Note each line where "bilan" appears, and copy it.

-- ROWS --
==============================

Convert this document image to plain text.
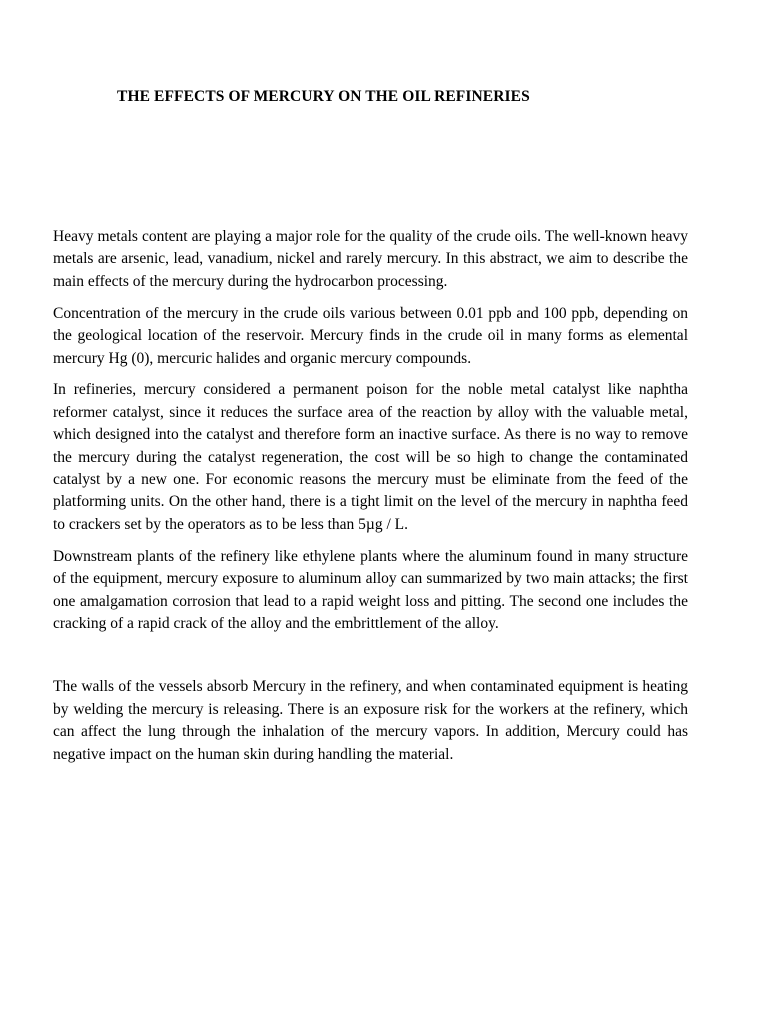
THE EFFECTS OF MERCURY ON THE OIL REFINERIES

Heavy metals content are playing a major role for the quality of the crude oils. The well-known heavy metals are arsenic, lead, vanadium, nickel and rarely mercury. In this abstract, we aim to describe the main effects of the mercury during the hydrocarbon processing.

Concentration of the mercury in the crude oils various between 0.01 ppb and 100 ppb, depending on the geological location of the reservoir. Mercury finds in the crude oil in many forms as elemental mercury Hg (0), mercuric halides and organic mercury compounds.

In refineries, mercury considered a permanent poison for the noble metal catalyst like naphtha reformer catalyst, since it reduces the surface area of the reaction by alloy with the valuable metal, which designed into the catalyst and therefore form an inactive surface. As there is no way to remove the mercury during the catalyst regeneration, the cost will be so high to change the contaminated catalyst by a new one. For economic reasons the mercury must be eliminate from the feed of the platforming units. On the other hand, there is a tight limit on the level of the mercury in naphtha feed to crackers set by the operators as to be less than 5µg / L.

Downstream plants of the refinery like ethylene plants where the aluminum found in many structure of the equipment, mercury exposure to aluminum alloy can summarized by two main attacks; the first one amalgamation corrosion that lead to a rapid weight loss and pitting. The second one includes the cracking of a rapid crack of the alloy and the embrittlement of the alloy.

The walls of the vessels absorb Mercury in the refinery, and when contaminated equipment is heating by welding the mercury is releasing. There is an exposure risk for the workers at the refinery, which can affect the lung through the inhalation of the mercury vapors. In addition, Mercury could has negative impact on the human skin during handling the material.
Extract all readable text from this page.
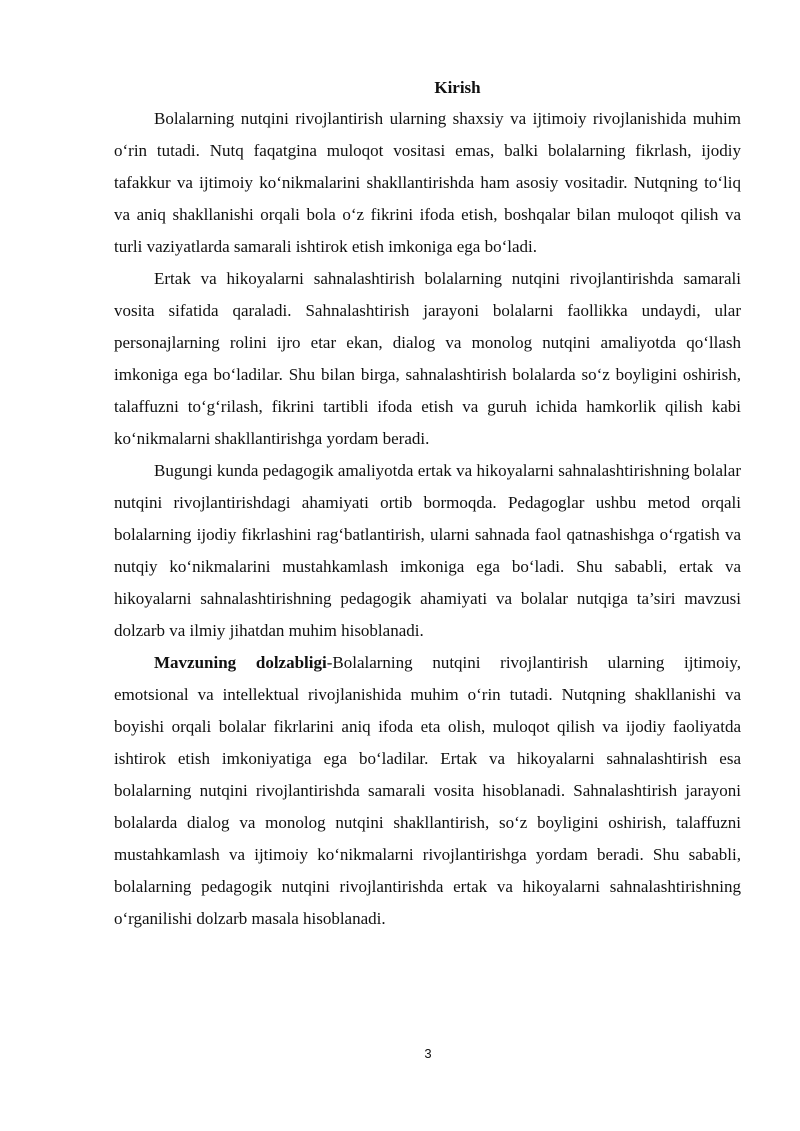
Kirish

Bolalarning nutqini rivojlantirish ularning shaxsiy va ijtimoiy rivojlanishida muhim o‘rin tutadi. Nutq faqatgina muloqot vositasi emas, balki bolalarning fikrlash, ijodiy tafakkur va ijtimoiy ko‘nikmalarini shakllantirishda ham asosiy vositadir. Nutqning to‘liq va aniq shakllanishi orqali bola o‘z fikrini ifoda etish, boshqalar bilan muloqot qilish va turli vaziyatlarda samarali ishtirok etish imkoniga ega bo‘ladi.

Ertak va hikoyalarni sahnalashtirish bolalarning nutqini rivojlantirishda samarali vosita sifatida qaraladi. Sahnalashtirish jarayoni bolalarni faollikka undaydi, ular personajlarning rolini ijro etar ekan, dialog va monolog nutqini amaliyotda qo‘llash imkoniga ega bo‘ladilar. Shu bilan birga, sahnalashtirish bolalarda so‘z boyligini oshirish, talaffuzni to‘g‘rilash, fikrini tartibli ifoda etish va guruh ichida hamkorlik qilish kabi ko‘nikmalarni shakllantirishga yordam beradi.

Bugungi kunda pedagogik amaliyotda ertak va hikoyalarni sahnalashtirishning bolalar nutqini rivojlantirishdagi ahamiyati ortib bormoqda. Pedagoglar ushbu metod orqali bolalarning ijodiy fikrlashini rag‘batlantirish, ularni sahnada faol qatnashishga o‘rgatish va nutqiy ko‘nikmalarini mustahkamlash imkoniga ega bo‘ladi. Shu sababli, ertak va hikoyalarni sahnalashtirishning pedagogik ahamiyati va bolalar nutqiga ta’siri mavzusi dolzarb va ilmiy jihatdan muhim hisoblanadi.

Mavzuning dolzabligi-Bolalarning nutqini rivojlantirish ularning ijtimoiy, emotsional va intellektual rivojlanishida muhim o‘rin tutadi. Nutqning shakllanishi va boyishi orqali bolalar fikrlarini aniq ifoda eta olish, muloqot qilish va ijodiy faoliyatda ishtirok etish imkoniyatiga ega bo‘ladilar. Ertak va hikoyalarni sahnalashtirish esa bolalarning nutqini rivojlantirishda samarali vosita hisoblanadi. Sahnalashtirish jarayoni bolalarda dialog va monolog nutqini shakllantirish, so‘z boyligini oshirish, talaffuzni mustahkamlash va ijtimoiy ko‘nikmalarni rivojlantirishga yordam beradi. Shu sababli, bolalarning pedagogik nutqini rivojlantirishda ertak va hikoyalarni sahnalashtirishning o‘rganilishi dolzarb masala hisoblanadi.

3
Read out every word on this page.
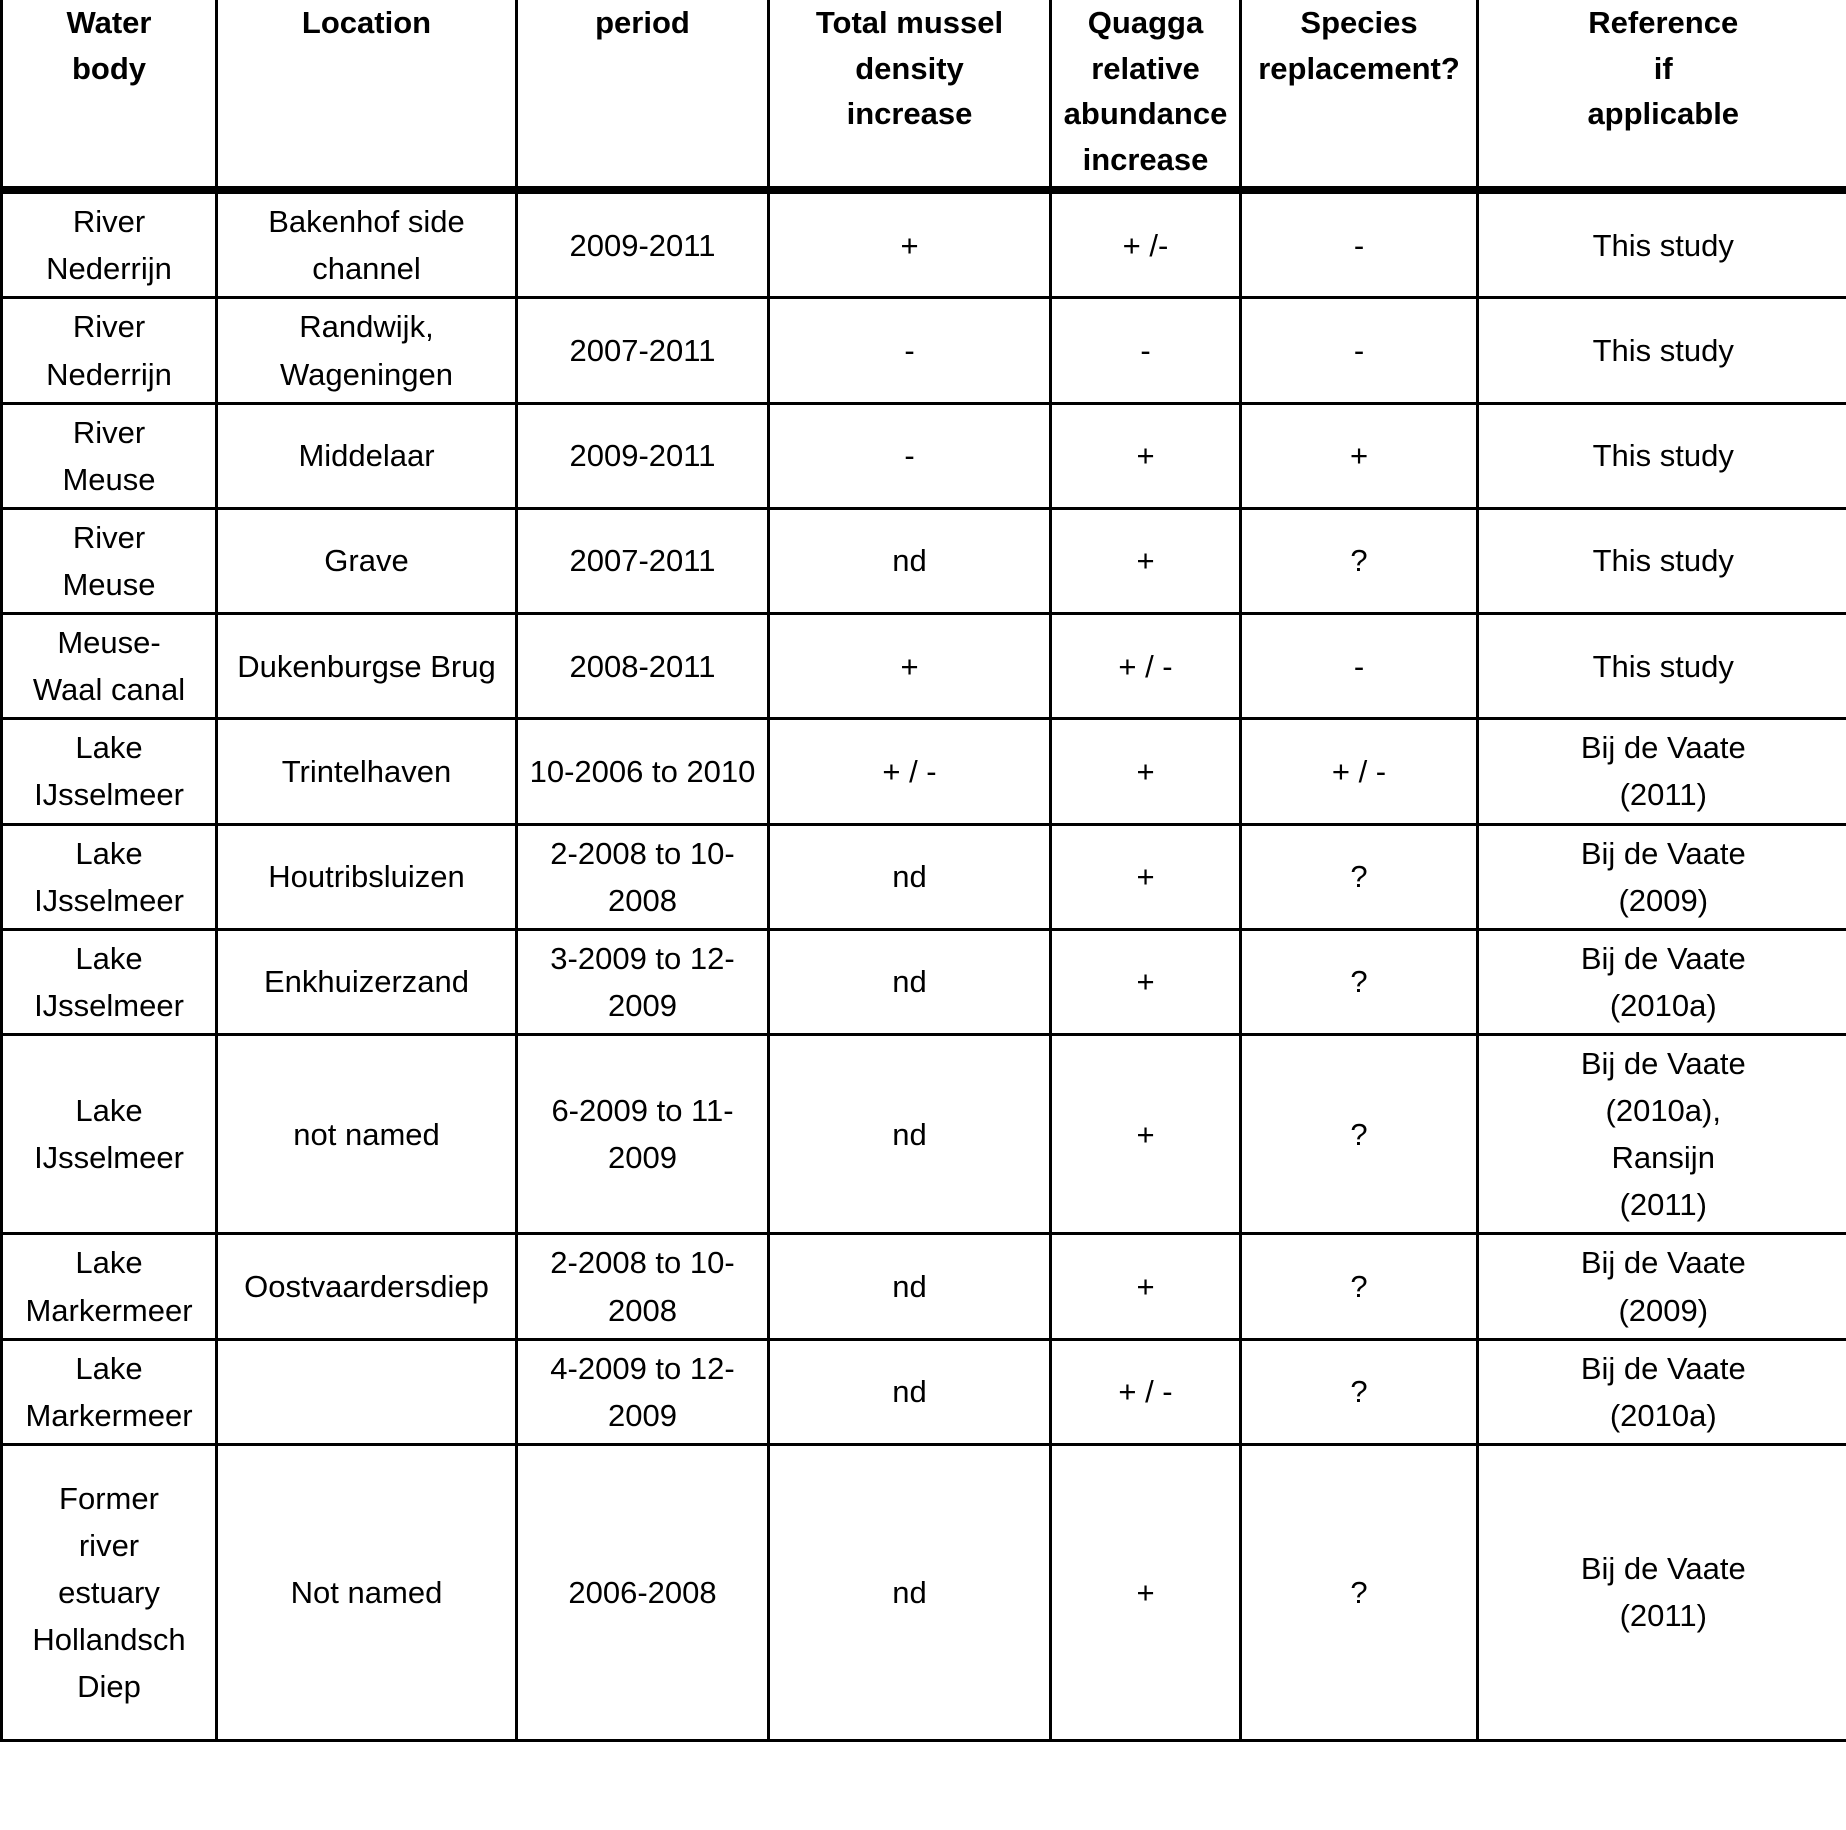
Water
body	Location	period	Total mussel
density
increase	Quagga relative
abundance
increase	Species
replacement?	Reference
if
applicable

River
Nederrijn	Bakenhof side
channel	2009-2011	+	+ /-	-	This study

River
Nederrijn	Randwijk,
Wageningen	2007-2011	-	-	-	This study

River
Meuse	Middelaar	2009-2011	-	+	+	This study

River
Meuse	Grave	2007-2011	nd	+	?	This study

Meuse-
Waal canal	Dukenburgse Brug	2008-2011	+	+ / -	-	This study

Lake
IJsselmeer	Trintelhaven	10-2006 to 2010	+ / -	+	+ / -	Bij de Vaate
(2011)

Lake
IJsselmeer	Houtribsluizen	2-2008 to 10-2008	nd	+	?	Bij de Vaate
(2009)

Lake
IJsselmeer	Enkhuizerzand	3-2009 to 12-2009	nd	+	?	Bij de Vaate
(2010a)

Lake
IJsselmeer	not named	6-2009 to 11-2009	nd	+	?	Bij de Vaate
(2010a),
Ransijn
(2011)

Lake
Markermeer	Oostvaardersdiep	2-2008 to 10-2008	nd	+	?	Bij de Vaate
(2009)

Lake
Markermeer		4-2009 to 12-2009	nd	+ / -	?	Bij de Vaate
(2010a)

Former
river
estuary
Hollandsch
Diep	Not named	2006-2008	nd	+	?	Bij de Vaate
(2011)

==============================

-- FINAL ANSWER --
Bolalarning nutqini rivojlantirish ularning shaxsiy va ijtimoiy rivojlanishida muhim o‘rin tutadi. Nutq faqatgina muloqot vositasi emas, balki bolalarning fikrlash, ijodiy tafakkur va ijtimoiy ko‘nikmalarini shakllantirishda ham asosiy vositadir. Nutqning to‘liq va aniq shakllanishi orqali bola o‘z fikrini ifoda etish, boshqalar bilan muloqot qilish va turli vaziyatlarda samarali ishtirok etish imkoniga ega bo‘ladi.
Ertak va hikoyalarni sahnalashtirish bolalarning nutqini rivojlantirishda samarali vosita sifatida qaraladi. Sahnalashtirish jarayoni bolalarni faollikka undaydi, ular personajlarning rolini ijro etar ekan, dialog va monolog nutqini amaliyotda qo‘llash imkoniga ega bo‘ladilar. Shu bilan birga, sahnalashtirish bolalarda so‘z boyligini oshirish, talaffuzni to‘g‘rilash, fikrini tartibli ifoda etish va guruh ichida hamkorlik qilish kabi ko‘nikmalarni shakllantirishga yordam beradi.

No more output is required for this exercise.